* **Information shown**:
---

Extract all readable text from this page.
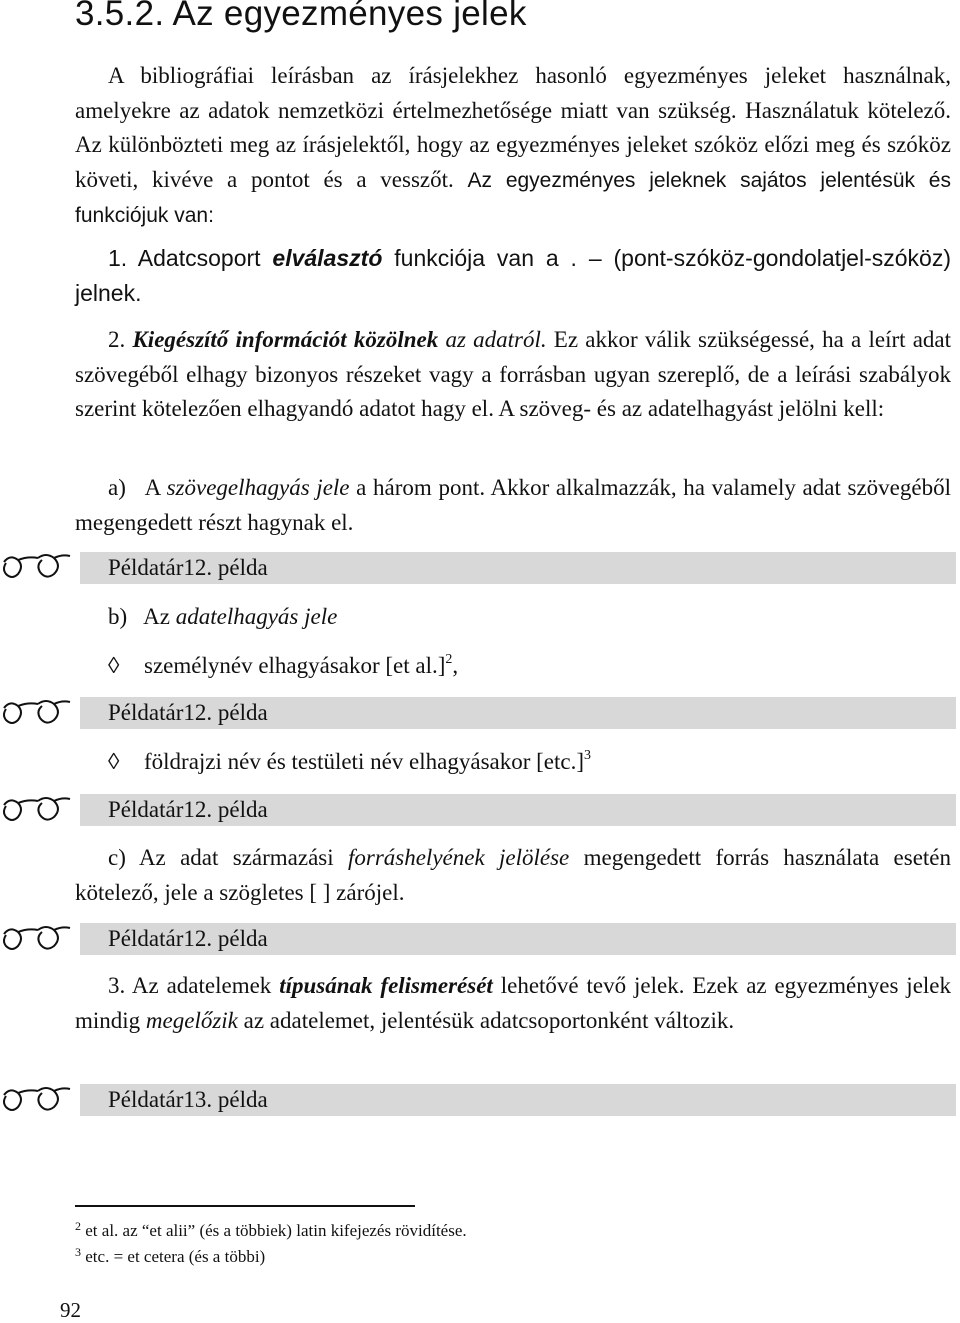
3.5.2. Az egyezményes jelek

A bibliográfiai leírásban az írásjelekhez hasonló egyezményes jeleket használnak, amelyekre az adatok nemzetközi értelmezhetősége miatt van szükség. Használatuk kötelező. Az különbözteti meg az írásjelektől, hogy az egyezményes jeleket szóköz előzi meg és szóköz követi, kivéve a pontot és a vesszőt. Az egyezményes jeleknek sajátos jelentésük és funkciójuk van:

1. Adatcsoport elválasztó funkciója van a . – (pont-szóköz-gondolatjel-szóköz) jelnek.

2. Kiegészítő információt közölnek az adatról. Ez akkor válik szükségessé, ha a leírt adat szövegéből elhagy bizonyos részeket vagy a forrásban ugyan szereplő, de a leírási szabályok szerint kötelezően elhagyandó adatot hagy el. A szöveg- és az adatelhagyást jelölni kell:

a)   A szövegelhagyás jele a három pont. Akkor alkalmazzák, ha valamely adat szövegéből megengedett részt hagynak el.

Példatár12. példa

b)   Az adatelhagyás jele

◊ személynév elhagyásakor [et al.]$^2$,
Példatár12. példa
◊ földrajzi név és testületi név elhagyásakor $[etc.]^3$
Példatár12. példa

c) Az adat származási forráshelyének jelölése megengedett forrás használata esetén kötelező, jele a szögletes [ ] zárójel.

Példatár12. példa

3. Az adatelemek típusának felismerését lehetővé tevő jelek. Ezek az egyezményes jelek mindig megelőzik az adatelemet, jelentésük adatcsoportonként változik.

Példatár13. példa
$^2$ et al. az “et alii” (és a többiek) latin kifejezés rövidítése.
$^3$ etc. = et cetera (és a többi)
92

---

* **Prompt**: Retype each record exactly as it stands, but do not include the pictures.

* **Answer for this exercise**:
Extract all readable text from this page.
3.5.2. Az egyezményes jelek

A bibliográfiai leírásban az írásjelekhez hasonló egyezményes jeleket használnak, amelyekre az adatok nemzetközi értelmezhetősége miatt van szükség. Használatuk kötelező. Az különbözteti meg az írásjelektől, hogy az egyezményes jeleket szóköz előzi meg és szóköz követi, kivéve a pontot és a vesszőt. Az egyezményes jeleknek sajátos jelentésük és funkciójuk van:

1. Adatcsoport elválasztó funkciója van a . – (pont-szóköz-gondolatjel-szóköz) jelnek.

2. Kiegészítő információt közölnek az adatról. Ez akkor válik szükségessé, ha a leírt adat szövegéből elhagy bizonyos részeket vagy a forrásban ugyan szereplő, de a leírási szabályok szerint kötelezően elhagyandó adatot hagy el. A szöveg- és az adatelhagyást jelölni kell:

a)   A szövegelhagyás jele a három pont. Akkor alkalmazzák, ha valamely adat szövegéből megengedett részt hagynak el.

Példatár12. példa

b)   Az adatelhagyás jele

◊ személynév elhagyásakor [et al.]$^2$,
Példatár12. példa
◊ földrajzi név és testületi név elhagyásakor $[etc.]^3$
Példatár12. példa

c) Az adat származási forráshelyének jelölése megengedett forrás használata esetén kötelező, jele a szögletes [ ] zárójel.

Példatár12. példa

3. Az adatelemek típusának felismerését lehetővé tevő jelek. Ezek az egyezményes jelek mindig megelőzik az adatelemet, jelentésük adatcsoportonként változik.

Példatár13. példa
$^2$ et al. az “et alii” (és a többiek) latin kifejezés rövidítése.
$^3$ etc. = et cetera (és a többi)
92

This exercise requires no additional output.